▶ MATERIAL TO PROCESS
** START **

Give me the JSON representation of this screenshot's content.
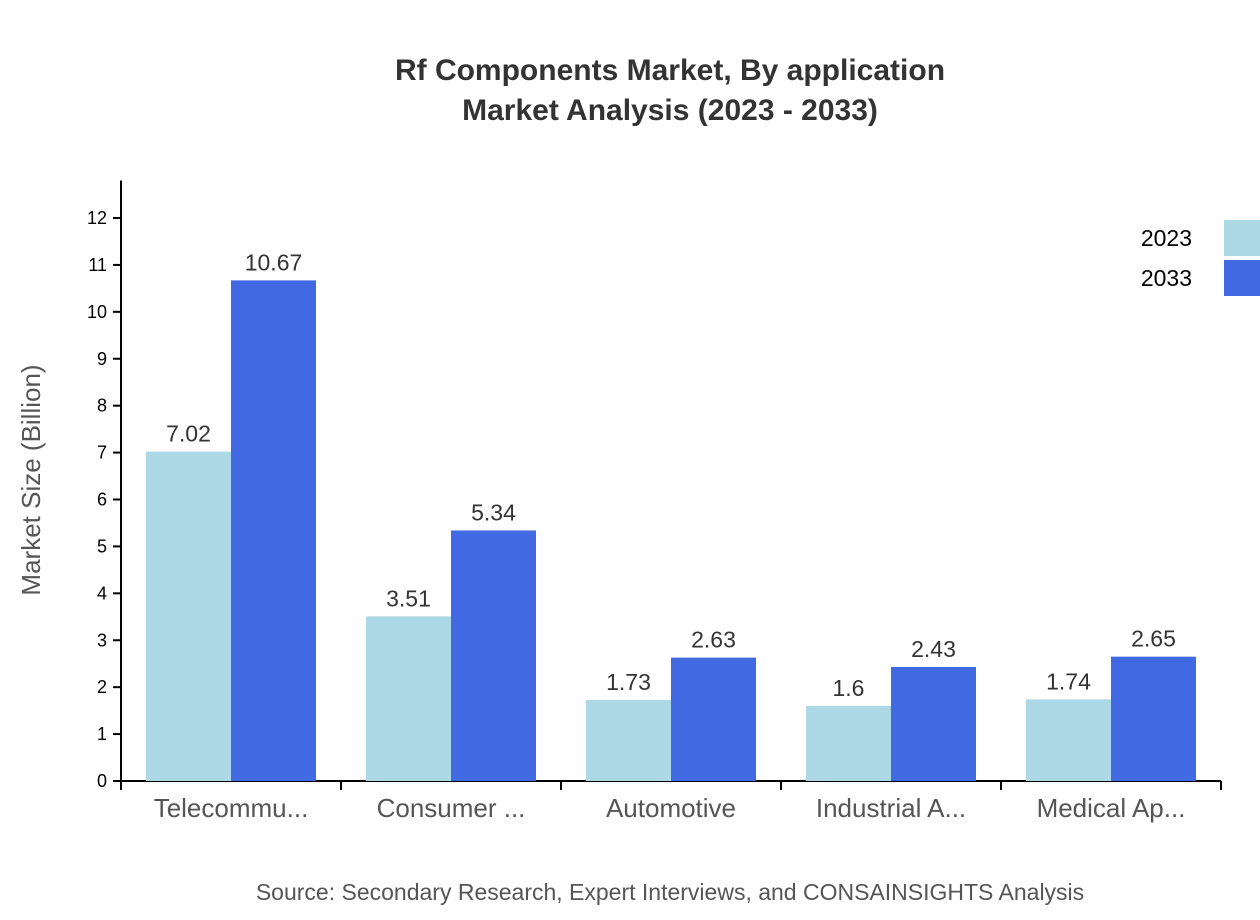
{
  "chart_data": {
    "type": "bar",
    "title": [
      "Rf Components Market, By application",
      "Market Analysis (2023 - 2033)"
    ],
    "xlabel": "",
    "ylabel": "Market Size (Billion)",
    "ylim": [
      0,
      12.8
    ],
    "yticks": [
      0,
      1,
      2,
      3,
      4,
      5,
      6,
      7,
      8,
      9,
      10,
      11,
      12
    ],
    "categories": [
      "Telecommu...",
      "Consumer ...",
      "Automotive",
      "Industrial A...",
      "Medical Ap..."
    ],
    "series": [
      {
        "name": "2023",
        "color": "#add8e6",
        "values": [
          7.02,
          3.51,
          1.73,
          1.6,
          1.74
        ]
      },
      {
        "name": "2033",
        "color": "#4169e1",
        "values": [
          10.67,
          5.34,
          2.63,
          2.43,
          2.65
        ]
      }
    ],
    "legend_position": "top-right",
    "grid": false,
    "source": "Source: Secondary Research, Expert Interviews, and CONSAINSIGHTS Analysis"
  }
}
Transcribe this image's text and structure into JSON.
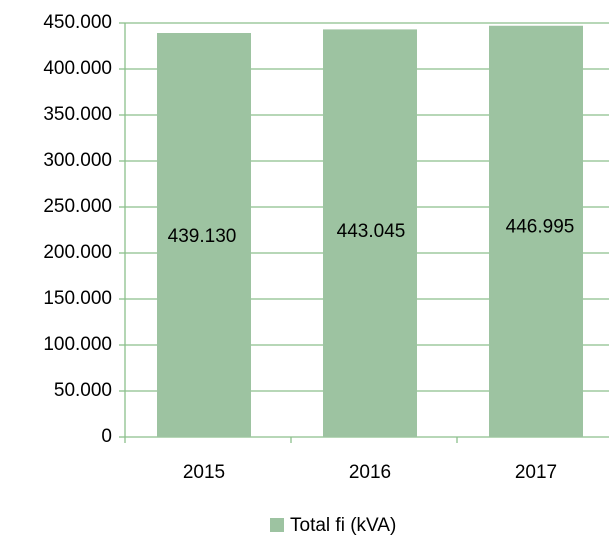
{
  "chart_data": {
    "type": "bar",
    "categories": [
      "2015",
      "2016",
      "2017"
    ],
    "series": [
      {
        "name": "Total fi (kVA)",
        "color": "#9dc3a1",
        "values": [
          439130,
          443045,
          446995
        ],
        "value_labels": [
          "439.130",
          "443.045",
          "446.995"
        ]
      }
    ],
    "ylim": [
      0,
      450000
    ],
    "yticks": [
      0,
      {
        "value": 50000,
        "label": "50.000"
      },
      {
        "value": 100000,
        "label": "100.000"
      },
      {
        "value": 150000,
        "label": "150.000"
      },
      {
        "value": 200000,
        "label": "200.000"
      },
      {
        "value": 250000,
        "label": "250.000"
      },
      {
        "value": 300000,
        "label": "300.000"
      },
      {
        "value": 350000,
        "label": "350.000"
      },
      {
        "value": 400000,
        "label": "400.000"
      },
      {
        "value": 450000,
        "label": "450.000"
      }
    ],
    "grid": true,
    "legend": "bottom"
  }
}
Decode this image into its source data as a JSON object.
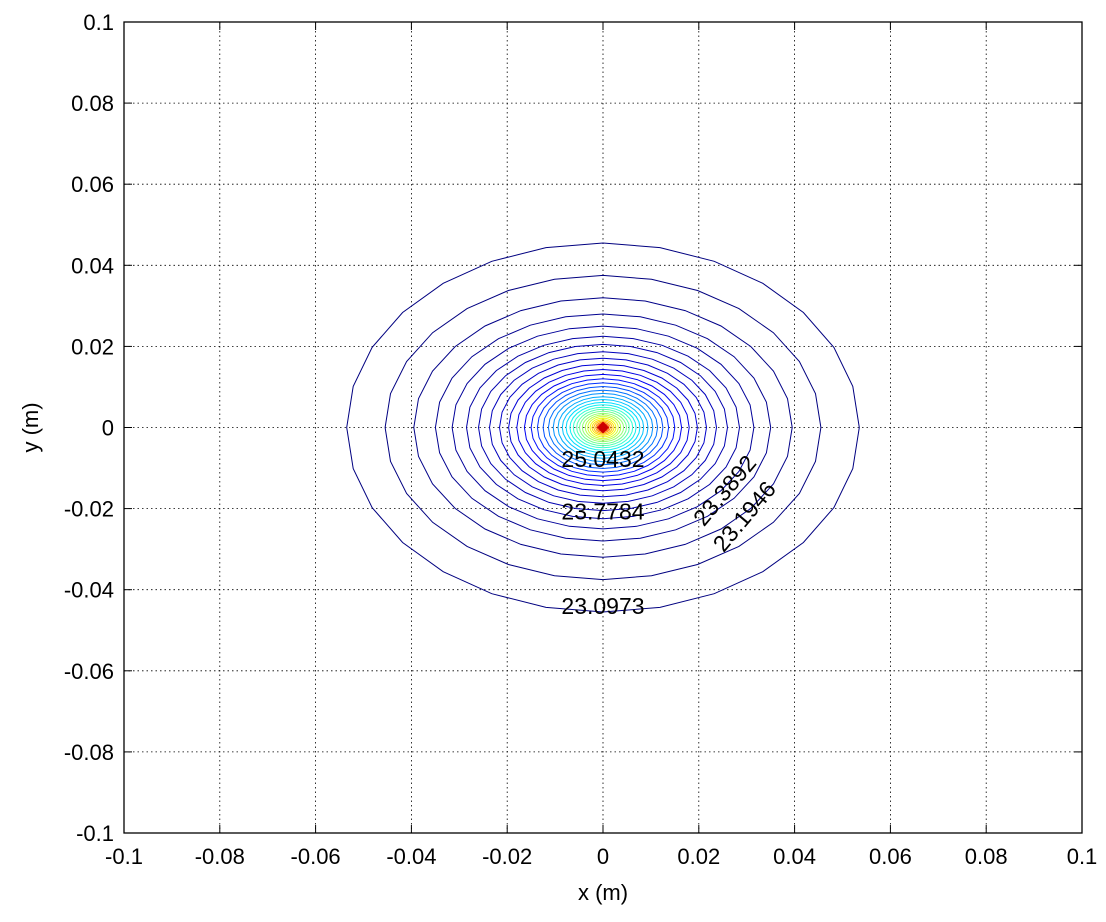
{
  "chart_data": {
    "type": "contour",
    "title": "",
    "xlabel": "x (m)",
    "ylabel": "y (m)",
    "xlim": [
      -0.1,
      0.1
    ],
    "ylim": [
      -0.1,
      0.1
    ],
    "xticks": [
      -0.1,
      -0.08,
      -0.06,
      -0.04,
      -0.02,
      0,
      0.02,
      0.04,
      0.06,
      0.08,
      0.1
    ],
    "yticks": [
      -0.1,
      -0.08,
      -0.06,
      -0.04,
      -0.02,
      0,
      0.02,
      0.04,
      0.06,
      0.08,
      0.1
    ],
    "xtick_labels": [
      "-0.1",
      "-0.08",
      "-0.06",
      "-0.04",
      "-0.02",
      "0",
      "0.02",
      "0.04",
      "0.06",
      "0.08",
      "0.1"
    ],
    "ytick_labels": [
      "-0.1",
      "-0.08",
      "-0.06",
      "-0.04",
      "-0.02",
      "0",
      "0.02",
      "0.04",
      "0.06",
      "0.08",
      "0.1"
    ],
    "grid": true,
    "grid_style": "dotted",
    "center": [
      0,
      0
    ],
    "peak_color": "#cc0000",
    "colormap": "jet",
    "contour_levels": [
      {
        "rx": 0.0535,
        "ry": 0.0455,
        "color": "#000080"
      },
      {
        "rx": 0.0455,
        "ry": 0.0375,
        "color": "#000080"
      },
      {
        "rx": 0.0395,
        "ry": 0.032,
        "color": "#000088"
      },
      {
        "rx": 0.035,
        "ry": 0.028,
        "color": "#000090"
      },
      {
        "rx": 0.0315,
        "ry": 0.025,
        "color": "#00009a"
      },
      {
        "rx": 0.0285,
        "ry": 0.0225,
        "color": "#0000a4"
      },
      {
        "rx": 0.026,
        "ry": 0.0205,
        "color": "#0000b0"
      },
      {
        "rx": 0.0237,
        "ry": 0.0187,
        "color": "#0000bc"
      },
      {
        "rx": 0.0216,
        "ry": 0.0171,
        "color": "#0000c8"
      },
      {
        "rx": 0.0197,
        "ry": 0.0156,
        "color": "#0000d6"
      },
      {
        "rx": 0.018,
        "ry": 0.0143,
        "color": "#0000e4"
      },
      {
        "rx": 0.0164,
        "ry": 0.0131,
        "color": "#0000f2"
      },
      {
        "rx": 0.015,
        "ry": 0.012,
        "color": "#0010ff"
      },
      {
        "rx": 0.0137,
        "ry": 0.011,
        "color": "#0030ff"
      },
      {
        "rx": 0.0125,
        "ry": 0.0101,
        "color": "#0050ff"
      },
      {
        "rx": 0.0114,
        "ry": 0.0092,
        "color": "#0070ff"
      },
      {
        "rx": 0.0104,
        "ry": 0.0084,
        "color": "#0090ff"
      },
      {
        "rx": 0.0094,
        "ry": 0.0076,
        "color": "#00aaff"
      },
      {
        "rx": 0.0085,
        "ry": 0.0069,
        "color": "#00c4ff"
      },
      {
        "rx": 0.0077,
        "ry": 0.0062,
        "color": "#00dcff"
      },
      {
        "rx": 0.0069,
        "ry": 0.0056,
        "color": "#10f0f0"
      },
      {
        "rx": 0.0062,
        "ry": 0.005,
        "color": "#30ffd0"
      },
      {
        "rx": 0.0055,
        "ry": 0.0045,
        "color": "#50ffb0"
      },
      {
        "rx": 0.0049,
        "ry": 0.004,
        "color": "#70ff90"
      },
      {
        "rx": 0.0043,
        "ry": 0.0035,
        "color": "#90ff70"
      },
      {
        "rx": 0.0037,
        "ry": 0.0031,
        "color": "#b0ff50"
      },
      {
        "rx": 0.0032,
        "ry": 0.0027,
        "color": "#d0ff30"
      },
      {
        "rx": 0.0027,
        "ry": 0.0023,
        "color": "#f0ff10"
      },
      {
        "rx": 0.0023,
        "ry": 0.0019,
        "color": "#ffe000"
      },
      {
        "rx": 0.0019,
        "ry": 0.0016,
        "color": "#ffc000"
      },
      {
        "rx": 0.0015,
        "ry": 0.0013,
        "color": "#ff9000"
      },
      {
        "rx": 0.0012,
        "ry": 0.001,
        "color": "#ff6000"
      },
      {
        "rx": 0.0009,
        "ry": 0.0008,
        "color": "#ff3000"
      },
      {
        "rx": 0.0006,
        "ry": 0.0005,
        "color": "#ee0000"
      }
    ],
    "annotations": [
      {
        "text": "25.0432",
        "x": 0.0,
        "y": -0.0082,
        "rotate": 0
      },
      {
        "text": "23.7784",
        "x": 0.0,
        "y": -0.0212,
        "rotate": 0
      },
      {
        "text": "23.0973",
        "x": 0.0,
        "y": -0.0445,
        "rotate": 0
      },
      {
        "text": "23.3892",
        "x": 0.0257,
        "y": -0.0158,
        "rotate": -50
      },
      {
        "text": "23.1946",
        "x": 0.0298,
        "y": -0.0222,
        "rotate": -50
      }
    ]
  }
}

** END **

Without including any pictures, please restate all the records exactly.

▶ OUTPUT BELOW
Give me the JSON representation of this screenshot's content.
{
  "chart_data": {
    "type": "bar",
    "title": [
      "Rf Components Market, By application",
      "Market Analysis (2023 - 2033)"
    ],
    "xlabel": "",
    "ylabel": "Market Size (Billion)",
    "ylim": [
      0,
      12.8
    ],
    "yticks": [
      0,
      1,
      2,
      3,
      4,
      5,
      6,
      7,
      8,
      9,
      10,
      11,
      12
    ],
    "categories": [
      "Telecommu...",
      "Consumer ...",
      "Automotive",
      "Industrial A...",
      "Medical Ap..."
    ],
    "series": [
      {
        "name": "2023",
        "color": "#add8e6",
        "values": [
          7.02,
          3.51,
          1.73,
          1.6,
          1.74
        ]
      },
      {
        "name": "2033",
        "color": "#4169e1",
        "values": [
          10.67,
          5.34,
          2.63,
          2.43,
          2.65
        ]
      }
    ],
    "legend_position": "top-right",
    "grid": false,
    "source": "Source: Secondary Research, Expert Interviews, and CONSAINSIGHTS Analysis"
  }
}
Transcribe this image's text and structure into JSON.
{
  "chart_data": {
    "type": "bar",
    "categories": [
      "2015",
      "2016",
      "2017"
    ],
    "series": [
      {
        "name": "Total fi (kVA)",
        "color": "#9dc3a1",
        "values": [
          439130,
          443045,
          446995
        ],
        "value_labels": [
          "439.130",
          "443.045",
          "446.995"
        ]
      }
    ],
    "ylim": [
      0,
      450000
    ],
    "yticks": [
      0,
      {
        "value": 50000,
        "label": "50.000"
      },
      {
        "value": 100000,
        "label": "100.000"
      },
      {
        "value": 150000,
        "label": "150.000"
      },
      {
        "value": 200000,
        "label": "200.000"
      },
      {
        "value": 250000,
        "label": "250.000"
      },
      {
        "value": 300000,
        "label": "300.000"
      },
      {
        "value": 350000,
        "label": "350.000"
      },
      {
        "value": 400000,
        "label": "400.000"
      },
      {
        "value": 450000,
        "label": "450.000"
      }
    ],
    "grid": true,
    "legend": "bottom"
  }
}
Decode this image into its source data as a JSON object.
{
  "chart_data": {
    "type": "contour",
    "title": "",
    "xlabel": "x (m)",
    "ylabel": "y (m)",
    "xlim": [
      -0.1,
      0.1
    ],
    "ylim": [
      -0.1,
      0.1
    ],
    "xticks": [
      -0.1,
      -0.08,
      -0.06,
      -0.04,
      -0.02,
      0,
      0.02,
      0.04,
      0.06,
      0.08,
      0.1
    ],
    "yticks": [
      -0.1,
      -0.08,
      -0.06,
      -0.04,
      -0.02,
      0,
      0.02,
      0.04,
      0.06,
      0.08,
      0.1
    ],
    "xtick_labels": [
      "-0.1",
      "-0.08",
      "-0.06",
      "-0.04",
      "-0.02",
      "0",
      "0.02",
      "0.04",
      "0.06",
      "0.08",
      "0.1"
    ],
    "ytick_labels": [
      "-0.1",
      "-0.08",
      "-0.06",
      "-0.04",
      "-0.02",
      "0",
      "0.02",
      "0.04",
      "0.06",
      "0.08",
      "0.1"
    ],
    "grid": true,
    "grid_style": "dotted",
    "center": [
      0,
      0
    ],
    "peak_color": "#cc0000",
    "colormap": "jet",
    "contour_levels": [
      {
        "rx": 0.0535,
        "ry": 0.0455,
        "color": "#000080"
      },
      {
        "rx": 0.0455,
        "ry": 0.0375,
        "color": "#000080"
      },
      {
        "rx": 0.0395,
        "ry": 0.032,
        "color": "#000088"
      },
      {
        "rx": 0.035,
        "ry": 0.028,
        "color": "#000090"
      },
      {
        "rx": 0.0315,
        "ry": 0.025,
        "color": "#00009a"
      },
      {
        "rx": 0.0285,
        "ry": 0.0225,
        "color": "#0000a4"
      },
      {
        "rx": 0.026,
        "ry": 0.0205,
        "color": "#0000b0"
      },
      {
        "rx": 0.0237,
        "ry": 0.0187,
        "color": "#0000bc"
      },
      {
        "rx": 0.0216,
        "ry": 0.0171,
        "color": "#0000c8"
      },
      {
        "rx": 0.0197,
        "ry": 0.0156,
        "color": "#0000d6"
      },
      {
        "rx": 0.018,
        "ry": 0.0143,
        "color": "#0000e4"
      },
      {
        "rx": 0.0164,
        "ry": 0.0131,
        "color": "#0000f2"
      },
      {
        "rx": 0.015,
        "ry": 0.012,
        "color": "#0010ff"
      },
      {
        "rx": 0.0137,
        "ry": 0.011,
        "color": "#0030ff"
      },
      {
        "rx": 0.0125,
        "ry": 0.0101,
        "color": "#0050ff"
      },
      {
        "rx": 0.0114,
        "ry": 0.0092,
        "color": "#0070ff"
      },
      {
        "rx": 0.0104,
        "ry": 0.0084,
        "color": "#0090ff"
      },
      {
        "rx": 0.0094,
        "ry": 0.0076,
        "color": "#00aaff"
      },
      {
        "rx": 0.0085,
        "ry": 0.0069,
        "color": "#00c4ff"
      },
      {
        "rx": 0.0077,
        "ry": 0.0062,
        "color": "#00dcff"
      },
      {
        "rx": 0.0069,
        "ry": 0.0056,
        "color": "#10f0f0"
      },
      {
        "rx": 0.0062,
        "ry": 0.005,
        "color": "#30ffd0"
      },
      {
        "rx": 0.0055,
        "ry": 0.0045,
        "color": "#50ffb0"
      },
      {
        "rx": 0.0049,
        "ry": 0.004,
        "color": "#70ff90"
      },
      {
        "rx": 0.0043,
        "ry": 0.0035,
        "color": "#90ff70"
      },
      {
        "rx": 0.0037,
        "ry": 0.0031,
        "color": "#b0ff50"
      },
      {
        "rx": 0.0032,
        "ry": 0.0027,
        "color": "#d0ff30"
      },
      {
        "rx": 0.0027,
        "ry": 0.0023,
        "color": "#f0ff10"
      },
      {
        "rx": 0.0023,
        "ry": 0.0019,
        "color": "#ffe000"
      },
      {
        "rx": 0.0019,
        "ry": 0.0016,
        "color": "#ffc000"
      },
      {
        "rx": 0.0015,
        "ry": 0.0013,
        "color": "#ff9000"
      },
      {
        "rx": 0.0012,
        "ry": 0.001,
        "color": "#ff6000"
      },
      {
        "rx": 0.0009,
        "ry": 0.0008,
        "color": "#ff3000"
      },
      {
        "rx": 0.0006,
        "ry": 0.0005,
        "color": "#ee0000"
      }
    ],
    "annotations": [
      {
        "text": "25.0432",
        "x": 0.0,
        "y": -0.0082,
        "rotate": 0
      },
      {
        "text": "23.7784",
        "x": 0.0,
        "y": -0.0212,
        "rotate": 0
      },
      {
        "text": "23.0973",
        "x": 0.0,
        "y": -0.0445,
        "rotate": 0
      },
      {
        "text": "23.3892",
        "x": 0.0257,
        "y": -0.0158,
        "rotate": -50
      },
      {
        "text": "23.1946",
        "x": 0.0298,
        "y": -0.0222,
        "rotate": -50
      }
    ]
  }
}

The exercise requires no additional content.